▶ **Tareas**
A – Reproduce el fragmento del texto sobre Papapa y su mujer que empieza con "Pero el mejor" y sigue hasta "se hiciera potable.".
B – Según el texto sobre Papapa y su mujer, ¿cuántos hijos tuvo Margot O'Farrell con él?

Pero el mejor regalo que Dios le dio a Papapa fue su mujer Margot O'Farrell, mi abuela "O". No podía ser más diferente, y por eso fue su complemento perfecto. Y decir Margot es decir los once hijos que tuvo con él. No hay estructura que no se caiga, como murallas de Jericó, frente a ese inmanejable estruendo vital que es una familia tan numerosa. Y por eso creo que entre mi abuela y sus hijos siempre lo salvaron a Papapa de ese tomarse las cosas demasiado en serio... Diría que ella fue como la soda indispensable para que tanta grandeza concentrada en Papapa se hiciera potable.
Bastaba que mi abuela pusiera un tonito burlón en su voz para relativizar instantáneamente todos sus absolutos... Una comida formal con un médico importante, un congreso en Europa, una distinción académica, una conversación sobre historia o música clásica, la exclusiva pertenencia a un club, o inclusive un retiro espiritual... todo se desinflaba ante las pequeñas ironías de "O", que desde afuera nos hacían matar de risa. Con su arrollador sentido común y práctico, y tal vez sin proponérselo, mi abuela le hizo cariñosamente entender a Papapa que su casa y su familia no eran un lugar para ser admirado, sino para ser amado. Aunque además todos lo admiráramos tanto, y ella más que todos.

[Entradas del conjunto de datos]

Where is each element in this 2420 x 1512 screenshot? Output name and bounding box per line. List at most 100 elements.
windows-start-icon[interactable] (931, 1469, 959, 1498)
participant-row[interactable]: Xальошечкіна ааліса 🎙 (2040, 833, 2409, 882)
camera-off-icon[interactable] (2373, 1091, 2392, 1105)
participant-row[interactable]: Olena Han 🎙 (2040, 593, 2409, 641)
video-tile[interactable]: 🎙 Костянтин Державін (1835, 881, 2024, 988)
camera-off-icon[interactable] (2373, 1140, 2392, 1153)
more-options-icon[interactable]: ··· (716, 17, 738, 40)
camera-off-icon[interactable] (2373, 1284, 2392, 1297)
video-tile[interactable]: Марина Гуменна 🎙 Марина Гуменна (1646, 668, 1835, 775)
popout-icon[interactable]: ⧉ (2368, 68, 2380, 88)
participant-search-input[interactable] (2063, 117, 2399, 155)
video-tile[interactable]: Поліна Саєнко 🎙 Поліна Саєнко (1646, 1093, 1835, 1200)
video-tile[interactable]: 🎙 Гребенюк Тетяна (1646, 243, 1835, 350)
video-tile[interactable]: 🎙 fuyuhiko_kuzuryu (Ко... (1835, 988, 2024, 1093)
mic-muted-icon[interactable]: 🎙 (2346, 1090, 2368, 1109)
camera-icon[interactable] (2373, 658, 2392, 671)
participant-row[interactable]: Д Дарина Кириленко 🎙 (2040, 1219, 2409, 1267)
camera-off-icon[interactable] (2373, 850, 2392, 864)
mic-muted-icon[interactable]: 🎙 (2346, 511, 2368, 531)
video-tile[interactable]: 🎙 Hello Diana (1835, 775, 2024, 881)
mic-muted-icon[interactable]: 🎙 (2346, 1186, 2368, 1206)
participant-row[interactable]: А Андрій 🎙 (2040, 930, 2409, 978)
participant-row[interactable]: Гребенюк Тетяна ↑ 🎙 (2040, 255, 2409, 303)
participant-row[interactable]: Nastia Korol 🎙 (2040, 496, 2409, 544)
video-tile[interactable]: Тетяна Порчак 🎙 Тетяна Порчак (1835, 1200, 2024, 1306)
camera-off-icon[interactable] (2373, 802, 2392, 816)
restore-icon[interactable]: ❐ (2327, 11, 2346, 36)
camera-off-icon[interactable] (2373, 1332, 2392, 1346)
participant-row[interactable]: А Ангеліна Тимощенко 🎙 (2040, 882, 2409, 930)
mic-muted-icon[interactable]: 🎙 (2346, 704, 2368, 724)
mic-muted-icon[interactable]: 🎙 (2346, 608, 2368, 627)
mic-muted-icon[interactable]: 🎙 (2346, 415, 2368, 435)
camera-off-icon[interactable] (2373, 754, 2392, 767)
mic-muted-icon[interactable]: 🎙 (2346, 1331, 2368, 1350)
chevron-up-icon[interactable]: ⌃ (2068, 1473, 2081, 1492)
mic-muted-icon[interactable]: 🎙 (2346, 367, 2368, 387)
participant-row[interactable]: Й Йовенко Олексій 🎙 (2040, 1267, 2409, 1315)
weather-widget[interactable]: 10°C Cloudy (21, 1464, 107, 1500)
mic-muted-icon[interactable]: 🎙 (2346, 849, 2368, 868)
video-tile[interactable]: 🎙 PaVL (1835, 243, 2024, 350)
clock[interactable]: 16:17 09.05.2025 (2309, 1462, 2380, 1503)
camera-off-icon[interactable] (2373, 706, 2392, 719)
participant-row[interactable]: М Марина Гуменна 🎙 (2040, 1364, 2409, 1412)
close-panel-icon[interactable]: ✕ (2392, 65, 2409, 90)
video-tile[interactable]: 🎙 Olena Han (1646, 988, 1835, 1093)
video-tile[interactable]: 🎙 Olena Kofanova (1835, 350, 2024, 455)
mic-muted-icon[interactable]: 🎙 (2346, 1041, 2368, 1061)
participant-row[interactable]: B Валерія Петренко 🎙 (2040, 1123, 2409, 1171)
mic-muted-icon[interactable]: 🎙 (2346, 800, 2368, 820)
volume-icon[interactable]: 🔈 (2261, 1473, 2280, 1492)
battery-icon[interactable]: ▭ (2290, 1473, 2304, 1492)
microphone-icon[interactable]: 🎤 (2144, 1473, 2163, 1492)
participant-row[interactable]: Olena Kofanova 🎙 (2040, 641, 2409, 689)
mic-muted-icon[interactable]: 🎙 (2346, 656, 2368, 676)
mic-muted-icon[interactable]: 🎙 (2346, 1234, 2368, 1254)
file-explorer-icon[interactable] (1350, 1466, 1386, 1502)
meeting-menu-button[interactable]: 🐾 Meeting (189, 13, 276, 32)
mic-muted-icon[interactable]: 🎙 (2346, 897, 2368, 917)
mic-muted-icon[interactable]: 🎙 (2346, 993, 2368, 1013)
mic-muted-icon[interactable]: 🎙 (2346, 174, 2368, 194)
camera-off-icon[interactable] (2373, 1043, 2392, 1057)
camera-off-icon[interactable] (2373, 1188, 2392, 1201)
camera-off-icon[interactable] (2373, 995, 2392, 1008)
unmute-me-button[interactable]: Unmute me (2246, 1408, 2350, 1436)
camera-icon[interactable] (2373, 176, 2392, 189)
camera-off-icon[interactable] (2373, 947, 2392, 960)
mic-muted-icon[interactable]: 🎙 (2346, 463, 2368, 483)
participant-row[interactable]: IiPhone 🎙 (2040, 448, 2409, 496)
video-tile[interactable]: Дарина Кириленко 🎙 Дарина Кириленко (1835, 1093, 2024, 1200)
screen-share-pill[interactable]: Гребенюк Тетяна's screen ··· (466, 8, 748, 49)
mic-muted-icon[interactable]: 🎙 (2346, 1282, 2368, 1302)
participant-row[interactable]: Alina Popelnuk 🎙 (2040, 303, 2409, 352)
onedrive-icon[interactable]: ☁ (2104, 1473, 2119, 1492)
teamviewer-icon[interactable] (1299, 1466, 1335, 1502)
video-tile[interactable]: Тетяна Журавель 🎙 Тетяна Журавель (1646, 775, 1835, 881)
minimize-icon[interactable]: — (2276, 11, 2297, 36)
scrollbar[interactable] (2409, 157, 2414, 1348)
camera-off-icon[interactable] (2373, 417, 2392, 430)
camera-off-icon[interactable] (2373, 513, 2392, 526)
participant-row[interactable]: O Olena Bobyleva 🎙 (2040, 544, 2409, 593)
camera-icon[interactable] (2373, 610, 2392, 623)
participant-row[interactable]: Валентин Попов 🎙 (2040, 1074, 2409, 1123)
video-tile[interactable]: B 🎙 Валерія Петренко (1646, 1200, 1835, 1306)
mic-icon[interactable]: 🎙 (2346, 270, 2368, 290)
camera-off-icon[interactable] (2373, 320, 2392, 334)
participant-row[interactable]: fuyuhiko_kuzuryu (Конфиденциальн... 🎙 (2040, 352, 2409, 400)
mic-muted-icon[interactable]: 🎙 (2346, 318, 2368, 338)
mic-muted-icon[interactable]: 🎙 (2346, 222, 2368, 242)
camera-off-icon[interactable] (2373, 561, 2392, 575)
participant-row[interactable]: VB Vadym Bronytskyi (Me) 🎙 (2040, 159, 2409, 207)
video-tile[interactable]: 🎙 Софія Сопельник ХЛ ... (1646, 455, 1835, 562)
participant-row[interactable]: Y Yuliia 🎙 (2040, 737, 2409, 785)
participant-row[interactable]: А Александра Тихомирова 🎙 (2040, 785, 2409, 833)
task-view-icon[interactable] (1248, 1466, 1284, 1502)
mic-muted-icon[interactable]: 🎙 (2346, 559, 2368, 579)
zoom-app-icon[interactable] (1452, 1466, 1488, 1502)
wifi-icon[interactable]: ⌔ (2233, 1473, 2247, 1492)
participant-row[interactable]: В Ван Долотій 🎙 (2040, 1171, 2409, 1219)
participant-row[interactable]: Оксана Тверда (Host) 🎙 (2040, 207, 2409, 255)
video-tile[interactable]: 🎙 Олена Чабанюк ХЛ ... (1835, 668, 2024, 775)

▶ **Respuestas por tarea**
A –
Pero el mejor regalo que Dios le dio a Papapa fue su mujer Margot O'Farrell, mi abuela "O". No podía ser más diferente, y por eso fue su complemento perfecto. Y decir Margot es decir los once hijos que tuvo con él. No hay estructura que no se caiga, como murallas de Jericó, frente a ese inmanejable estruendo vital que es una familia tan numerosa. Y por eso creo que entre mi abuela y sus hijos siempre lo salvaron a Papapa de ese tomarse las cosas demasiado en serio... Diría que ella fue como la soda indispensable para que tanta grandeza concentrada en Papapa se hiciera potable.

B – Tuvo once hijos con él.